Records contained in a dataset:
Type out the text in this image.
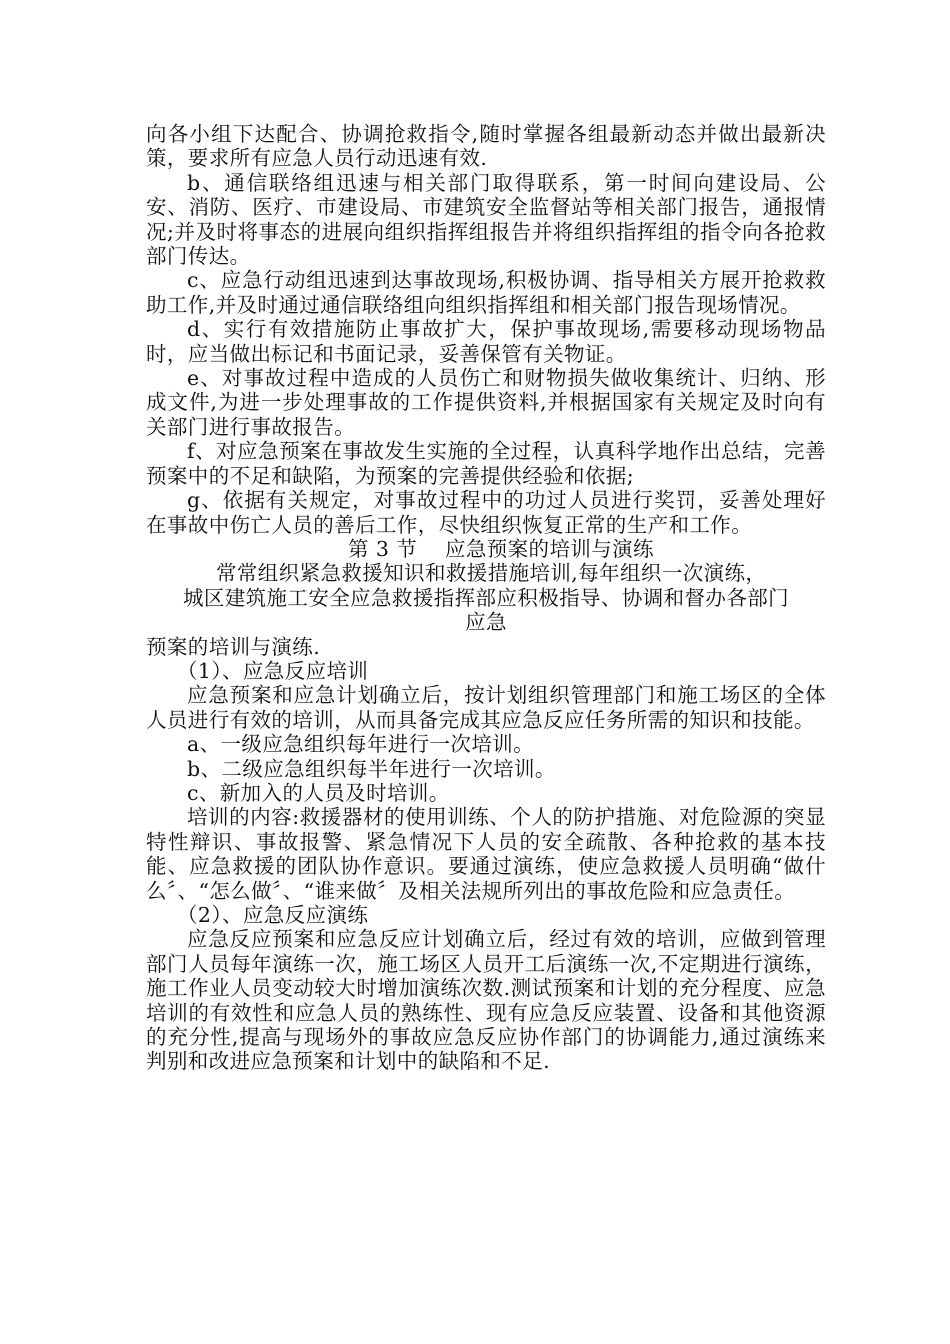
向各小组下达配合、协调抢救指令,随时掌握各组最新动态并做出最新决策，要求所有应急人员行动迅速有效.

b、通信联络组迅速与相关部门取得联系，第一时间向建设局、公安、消防、医疗、市建设局、市建筑安全监督站等相关部门报告，通报情况;并及时将事态的进展向组织指挥组报告并将组织指挥组的指令向各抢救部门传达。

c、应急行动组迅速到达事故现场,积极协调、指导相关方展开抢救救助工作,并及时通过通信联络组向组织指挥组和相关部门报告现场情况。

d、实行有效措施防止事故扩大，保护事故现场,需要移动现场物品时，应当做出标记和书面记录，妥善保管有关物证。

e、对事故过程中造成的人员伤亡和财物损失做收集统计、归纳、形成文件,为进一步处理事故的工作提供资料,并根据国家有关规定及时向有关部门进行事故报告。

f、对应急预案在事故发生实施的全过程，认真科学地作出总结，完善预案中的不足和缺陷，为预案的完善提供经验和依据;

g、依据有关规定，对事故过程中的功过人员进行奖罚，妥善处理好在事故中伤亡人员的善后工作，尽快组织恢复正常的生产和工作。

第 3 节　 应急预案的培训与演练

常常组织紧急救援知识和救援措施培训,每年组织一次演练，
城区建筑施工安全应急救援指挥部应积极指导、协调和督办各部门
应急

预案的培训与演练.

（1）、应急反应培训

应急预案和应急计划确立后，按计划组织管理部门和施工场区的全体人员进行有效的培训，从而具备完成其应急反应任务所需的知识和技能。

a、一级应急组织每年进行一次培训。

b、二级应急组织每半年进行一次培训。

c、新加入的人员及时培训。

培训的内容:救援器材的使用训练、个人的防护措施、对危险源的突显特性辩识、事故报警、紧急情况下人员的安全疏散、各种抢救的基本技能、应急救援的团队协作意识。要通过演练，使应急救援人员明确“做什么〞、“怎么做〞、“谁来做〞及相关法规所列出的事故危险和应急责任。

（2）、应急反应演练

应急反应预案和应急反应计划确立后，经过有效的培训，应做到管理部门人员每年演练一次，施工场区人员开工后演练一次,不定期进行演练，施工作业人员变动较大时增加演练次数.测试预案和计划的充分程度、应急培训的有效性和应急人员的熟练性、现有应急反应装置、设备和其他资源的充分性,提高与现场外的事故应急反应协作部门的协调能力,通过演练来判别和改进应急预案和计划中的缺陷和不足.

Given request: Copy out all of the data word for word. Do not carry over any picture.

Task response:
Type out the text in this image.
向各小组下达配合、协调抢救指令,随时掌握各组最新动态并做出最新决策，要求所有应急人员行动迅速有效.

b、通信联络组迅速与相关部门取得联系，第一时间向建设局、公安、消防、医疗、市建设局、市建筑安全监督站等相关部门报告，通报情况;并及时将事态的进展向组织指挥组报告并将组织指挥组的指令向各抢救部门传达。

c、应急行动组迅速到达事故现场,积极协调、指导相关方展开抢救救助工作,并及时通过通信联络组向组织指挥组和相关部门报告现场情况。

d、实行有效措施防止事故扩大，保护事故现场,需要移动现场物品时，应当做出标记和书面记录，妥善保管有关物证。

e、对事故过程中造成的人员伤亡和财物损失做收集统计、归纳、形成文件,为进一步处理事故的工作提供资料,并根据国家有关规定及时向有关部门进行事故报告。

f、对应急预案在事故发生实施的全过程，认真科学地作出总结，完善预案中的不足和缺陷，为预案的完善提供经验和依据;

g、依据有关规定，对事故过程中的功过人员进行奖罚，妥善处理好在事故中伤亡人员的善后工作，尽快组织恢复正常的生产和工作。

第 3 节　 应急预案的培训与演练

常常组织紧急救援知识和救援措施培训,每年组织一次演练，
城区建筑施工安全应急救援指挥部应积极指导、协调和督办各部门
应急

预案的培训与演练.

（1）、应急反应培训

应急预案和应急计划确立后，按计划组织管理部门和施工场区的全体人员进行有效的培训，从而具备完成其应急反应任务所需的知识和技能。

a、一级应急组织每年进行一次培训。

b、二级应急组织每半年进行一次培训。

c、新加入的人员及时培训。

培训的内容:救援器材的使用训练、个人的防护措施、对危险源的突显特性辩识、事故报警、紧急情况下人员的安全疏散、各种抢救的基本技能、应急救援的团队协作意识。要通过演练，使应急救援人员明确“做什么〞、“怎么做〞、“谁来做〞及相关法规所列出的事故危险和应急责任。

（2）、应急反应演练

应急反应预案和应急反应计划确立后，经过有效的培训，应做到管理部门人员每年演练一次，施工场区人员开工后演练一次,不定期进行演练，施工作业人员变动较大时增加演练次数.测试预案和计划的充分程度、应急培训的有效性和应急人员的熟练性、现有应急反应装置、设备和其他资源的充分性,提高与现场外的事故应急反应协作部门的协调能力,通过演练来判别和改进应急预案和计划中的缺陷和不足.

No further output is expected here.